§ **Data to use**:
__________________________________________________
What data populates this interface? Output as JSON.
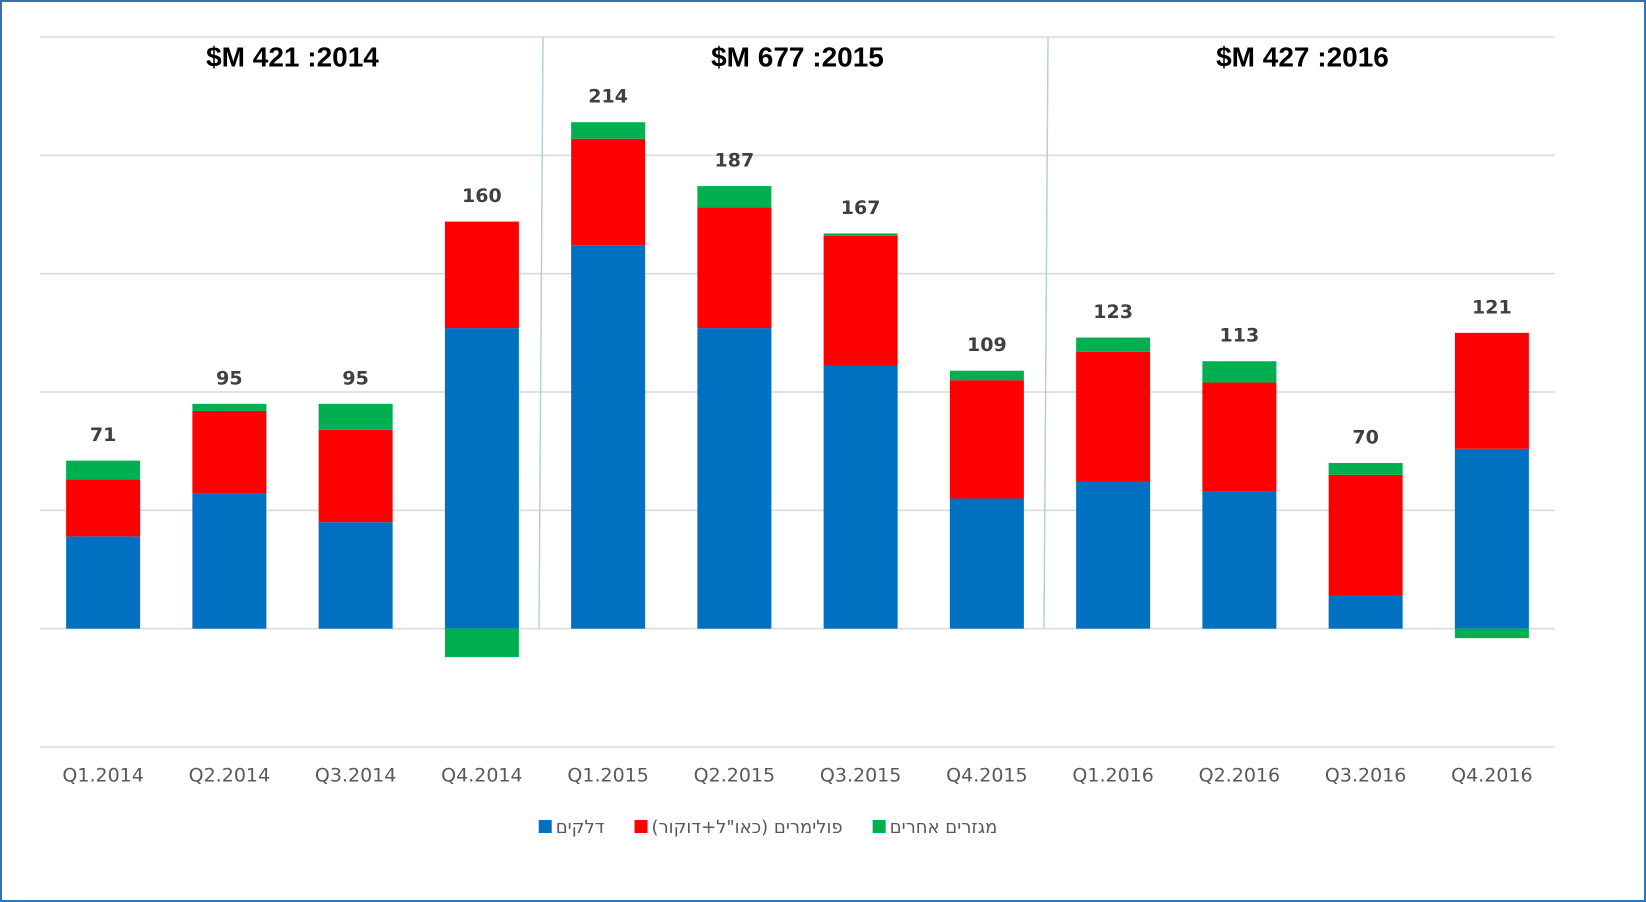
{
  "chart_data": {
    "type": "stacked_bar",
    "categories": [
      "Q1.2014",
      "Q2.2014",
      "Q3.2014",
      "Q4.2014",
      "Q1.2015",
      "Q2.2015",
      "Q3.2015",
      "Q4.2015",
      "Q1.2016",
      "Q2.2016",
      "Q3.2016",
      "Q4.2016"
    ],
    "series": [
      {
        "name": "דלקים",
        "color": "#0070c0",
        "values": [
          39,
          57,
          45,
          127,
          162,
          127,
          111,
          55,
          62,
          58,
          14,
          76
        ]
      },
      {
        "name": "פולימרים (כאו\"ל+דוקור)",
        "color": "#ff0000",
        "values": [
          24,
          35,
          39,
          45,
          45,
          51,
          55,
          50,
          55,
          46,
          51,
          49
        ]
      },
      {
        "name": "מגזרים אחרים",
        "color": "#00b050",
        "values": [
          8,
          3,
          11,
          -12,
          7,
          9,
          1,
          4,
          6,
          9,
          5,
          -4
        ]
      }
    ],
    "totals": [
      71,
      95,
      95,
      160,
      214,
      187,
      167,
      109,
      123,
      113,
      70,
      121
    ],
    "annotations": [
      "$M 421 :2014",
      "$M 677 :2015",
      "$M 427 :2016"
    ],
    "ylim": [
      -50,
      250
    ],
    "yticks": [
      -50,
      0,
      50,
      100,
      150,
      200,
      250
    ],
    "grid": true
  }
}
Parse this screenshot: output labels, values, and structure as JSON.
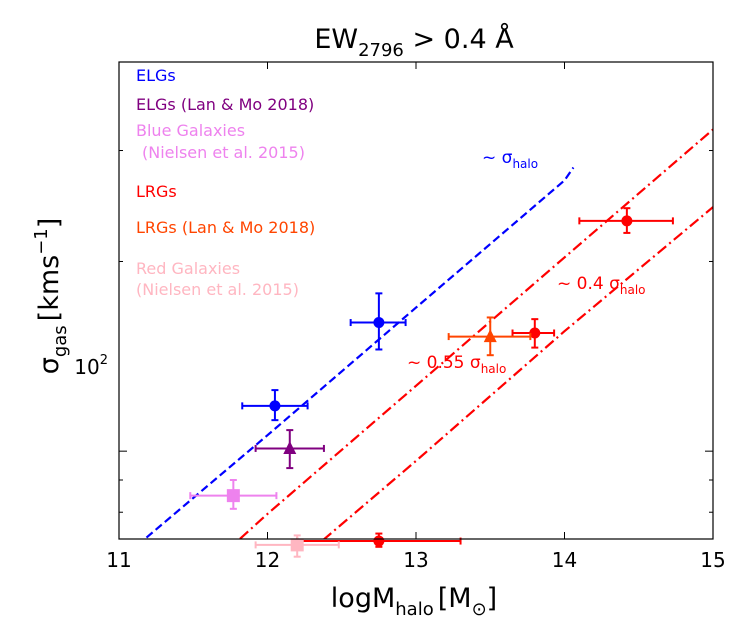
{
  "chart_data": {
    "type": "scatter",
    "title": "EW₂₇₉₆ > 0.4 Å",
    "title_main": "EW",
    "title_sub": "2796",
    "title_rest": " > 0.4 Å",
    "xlabel_main": "logM",
    "xlabel_sub": "halo",
    "xlabel_unit": "[M",
    "xlabel_unit_sub": "⊙",
    "xlabel_unit_close": "]",
    "ylabel_main": "σ",
    "ylabel_sub": "gas",
    "ylabel_unit": "[kms",
    "ylabel_sup": "−1",
    "ylabel_close": "]",
    "xlim": [
      11,
      15
    ],
    "ylim_log10": [
      1.8606,
      2.6176
    ],
    "xticks": [
      11,
      12,
      13,
      14,
      15
    ],
    "xtick_labels": [
      "11",
      "12",
      "13",
      "14",
      "15"
    ],
    "ytick_major_label": "10",
    "ytick_major_sup": "2",
    "yminor_ticks": [
      80,
      90,
      200,
      300
    ],
    "series": [
      {
        "name": "ELGs",
        "color": "#0000ff",
        "marker": "circle",
        "points": [
          {
            "x": 12.05,
            "y": 118,
            "xlo": 11.83,
            "xhi": 12.27,
            "ylo": 112,
            "yhi": 125
          },
          {
            "x": 12.75,
            "y": 160,
            "xlo": 12.56,
            "xhi": 12.93,
            "ylo": 145,
            "yhi": 178
          }
        ]
      },
      {
        "name": "ELGs (Lan & Mo 2018)",
        "color": "#800080",
        "marker": "triangle",
        "points": [
          {
            "x": 12.15,
            "y": 101,
            "xlo": 11.92,
            "xhi": 12.38,
            "ylo": 94,
            "yhi": 108
          }
        ]
      },
      {
        "name": "Blue Galaxies (Nielsen et al. 2015)",
        "color": "#ee82ee",
        "marker": "square",
        "points": [
          {
            "x": 11.77,
            "y": 85,
            "xlo": 11.48,
            "xhi": 12.06,
            "ylo": 81,
            "yhi": 90
          }
        ]
      },
      {
        "name": "LRGs",
        "color": "#ff0000",
        "marker": "circle",
        "points": [
          {
            "x": 14.42,
            "y": 232,
            "xlo": 14.1,
            "xhi": 14.73,
            "ylo": 222,
            "yhi": 243
          },
          {
            "x": 13.8,
            "y": 154,
            "xlo": 13.65,
            "xhi": 13.93,
            "ylo": 146,
            "yhi": 162
          },
          {
            "x": 12.75,
            "y": 72,
            "xlo": 12.2,
            "xhi": 13.3,
            "ylo": 70.5,
            "yhi": 74
          }
        ]
      },
      {
        "name": "LRGs (Lan & Mo 2018)",
        "color": "#ff4500",
        "marker": "triangle",
        "points": [
          {
            "x": 13.5,
            "y": 152,
            "xlo": 13.22,
            "xhi": 13.77,
            "ylo": 142,
            "yhi": 163
          }
        ]
      },
      {
        "name": "Red Galaxies (Nielsen et al. 2015)",
        "color": "#ffb6c1",
        "marker": "square",
        "points": [
          {
            "x": 12.2,
            "y": 71,
            "xlo": 11.92,
            "xhi": 12.48,
            "ylo": 68,
            "yhi": 73.5
          }
        ]
      }
    ],
    "lines": [
      {
        "label_prefix": "~ σ",
        "label_sub": "halo",
        "color": "#0000ff",
        "dash": "dashed",
        "points": [
          [
            11.0,
            67.0
          ],
          [
            12.0,
            106.0
          ],
          [
            13.0,
            169.0
          ],
          [
            14.0,
            269.0
          ],
          [
            14.06,
            282
          ]
        ]
      },
      {
        "label_prefix": "~ 0.55 σ",
        "label_sub": "halo",
        "color": "#ff0000",
        "dash": "dashdot",
        "points": [
          [
            11.5,
            62.2
          ],
          [
            12.0,
            79.5
          ],
          [
            13.0,
            127.0
          ],
          [
            14.0,
            203.0
          ],
          [
            15.0,
            324.0
          ]
        ]
      },
      {
        "label_prefix": "~ 0.4 σ",
        "label_sub": "halo",
        "color": "#ff0000",
        "dash": "dashdot",
        "points": [
          [
            12.05,
            62.2
          ],
          [
            13.0,
            96.5
          ],
          [
            14.0,
            155.0
          ],
          [
            15.0,
            244.0
          ]
        ]
      }
    ],
    "legend": {
      "placement": "top-left",
      "entries": [
        {
          "text": "ELGs",
          "color": "#0000ff"
        },
        {
          "text": "ELGs (Lan & Mo 2018)",
          "color": "#800080"
        },
        {
          "text": "Blue Galaxies",
          "color": "#ee82ee"
        },
        {
          "text": "(Nielsen et al. 2015)",
          "color": "#ee82ee"
        },
        {
          "text": "LRGs",
          "color": "#ff0000"
        },
        {
          "text": "LRGs (Lan & Mo 2018)",
          "color": "#ff4500"
        },
        {
          "text": "Red Galaxies",
          "color": "#ffb6c1"
        },
        {
          "text": "(Nielsen et al. 2015)",
          "color": "#ffb6c1"
        }
      ]
    }
  }
}
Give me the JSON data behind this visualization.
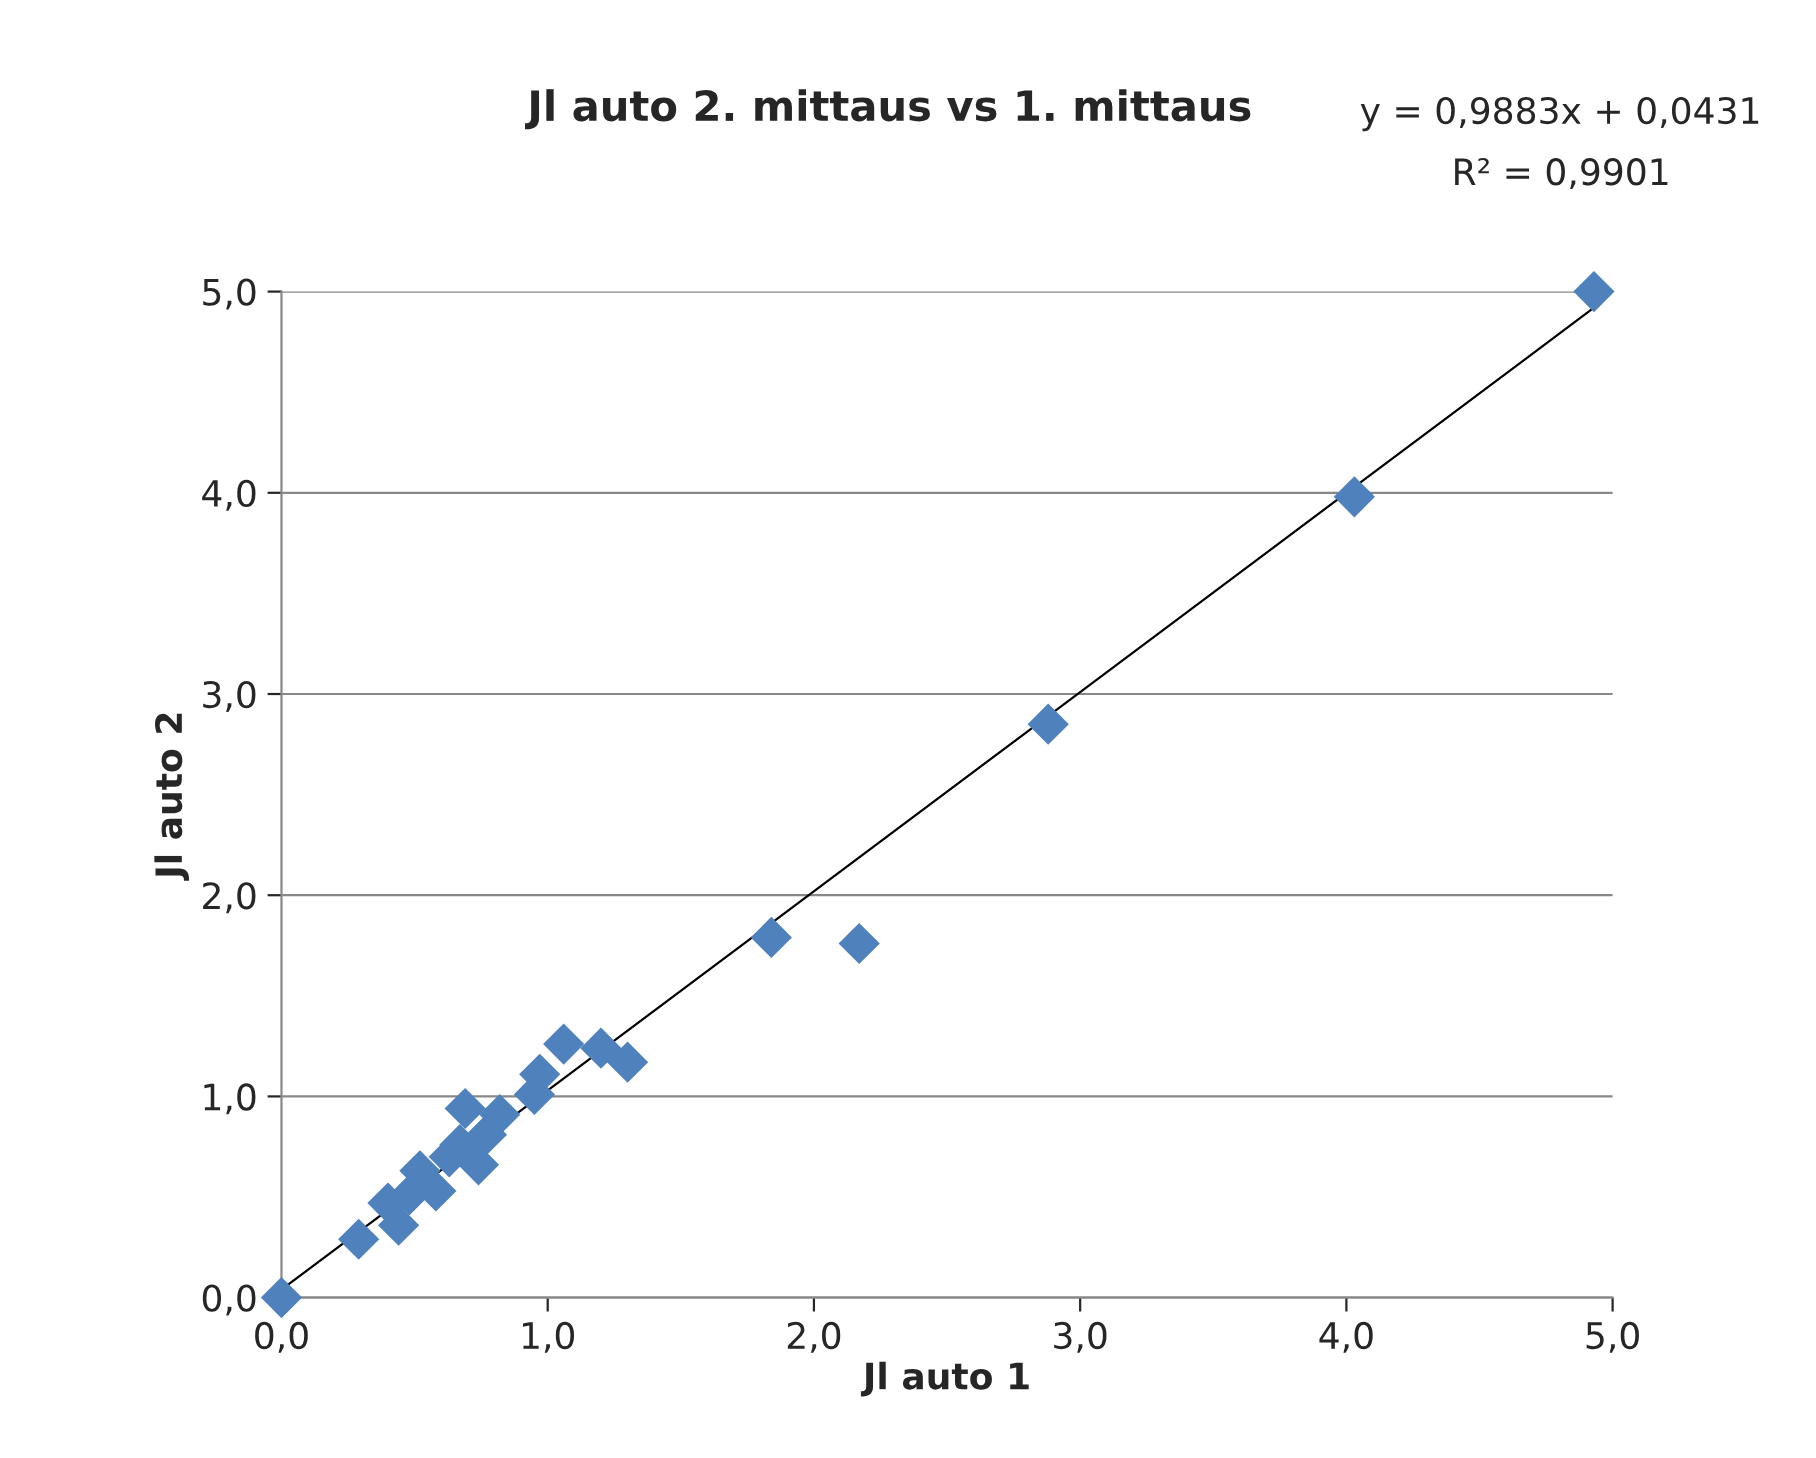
{
  "chart_data": {
    "type": "scatter",
    "title": "Jl auto 2. mittaus vs 1. mittaus",
    "xlabel": "Jl auto 1",
    "ylabel": "Jl auto 2",
    "annotations": [
      "y = 0,9883x + 0,0431",
      "R² = 0,9901"
    ],
    "series": [
      {
        "color": "#4f81bd",
        "marker": "diamond",
        "x": [
          0.0,
          0.29,
          0.4,
          0.44,
          0.48,
          0.52,
          0.58,
          0.63,
          0.69,
          0.67,
          0.74,
          0.77,
          0.82,
          0.95,
          0.97,
          1.06,
          1.2,
          1.3,
          1.84,
          2.17,
          2.88,
          4.03,
          4.93
        ],
        "values": [
          0.0,
          0.29,
          0.47,
          0.36,
          0.51,
          0.63,
          0.53,
          0.7,
          0.94,
          0.76,
          0.66,
          0.81,
          0.91,
          1.01,
          1.11,
          1.26,
          1.24,
          1.17,
          1.79,
          1.76,
          2.85,
          3.98,
          5.0
        ]
      },
      {
        "type": "line",
        "color": "#000000",
        "x": [
          0.0,
          4.93
        ],
        "values": [
          0.04,
          4.92
        ]
      }
    ],
    "xlim": [
      0,
      5
    ],
    "ylim": [
      0,
      5
    ],
    "xticks": [
      {
        "value": 0,
        "label": "0,0"
      },
      {
        "value": 1,
        "label": "1,0"
      },
      {
        "value": 2,
        "label": "2,0"
      },
      {
        "value": 3,
        "label": "3,0"
      },
      {
        "value": 4,
        "label": "4,0"
      },
      {
        "value": 5,
        "label": "5,0"
      }
    ],
    "yticks": [
      {
        "value": 0,
        "label": "0,0"
      },
      {
        "value": 1,
        "label": "1,0"
      },
      {
        "value": 2,
        "label": "2,0"
      },
      {
        "value": 3,
        "label": "3,0"
      },
      {
        "value": 4,
        "label": "4,0"
      },
      {
        "value": 5,
        "label": "5,0"
      }
    ],
    "grid": "y",
    "legend": false
  }
}
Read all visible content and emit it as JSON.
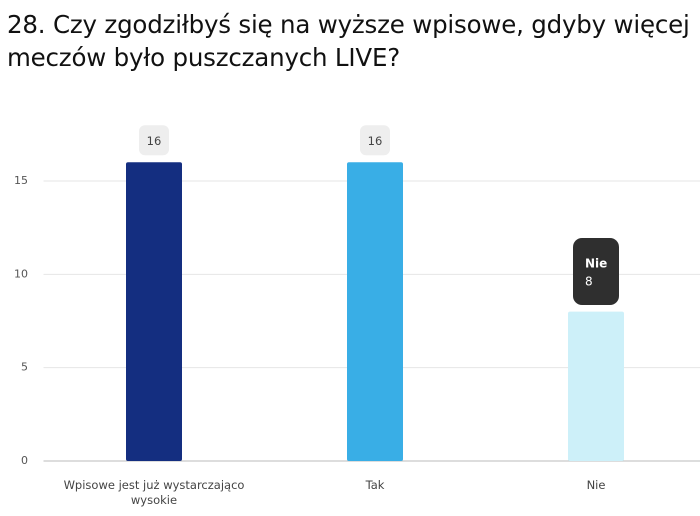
{
  "chart_data": {
    "type": "bar",
    "title": "28. Czy zgodziłbyś się na wyższe wpisowe, gdyby więcej meczów było puszczanych LIVE?",
    "categories": [
      "Wpisowe jest już wystarczająco wysokie",
      "Tak",
      "Nie"
    ],
    "values": [
      16,
      16,
      8
    ],
    "colors": [
      "#142e80",
      "#39aee6",
      "#cdf0f9"
    ],
    "ylim": [
      0,
      16
    ],
    "yticks": [
      0,
      5,
      10,
      15
    ],
    "grid": true,
    "tooltip": {
      "category": "Nie",
      "value": 8
    }
  }
}
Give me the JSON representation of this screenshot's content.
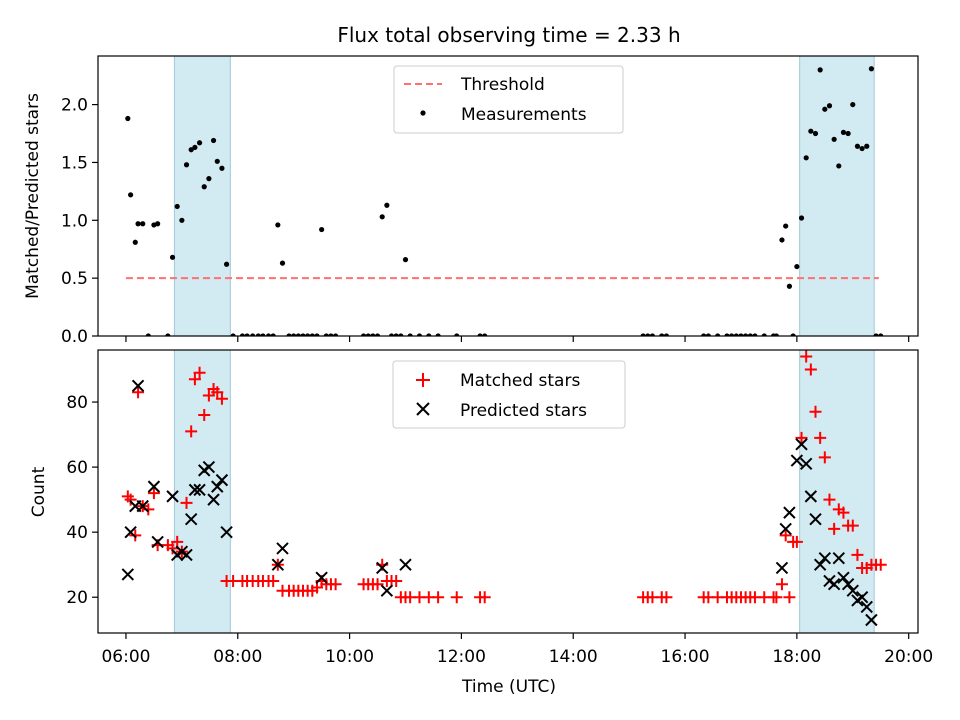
__________________________________________________
§ **Goal**: Collect each line holding the string "content".

§ **Correct answer**:
Read all visible content and emit it as JSON.
Give me the JSON representation of this screenshot's content.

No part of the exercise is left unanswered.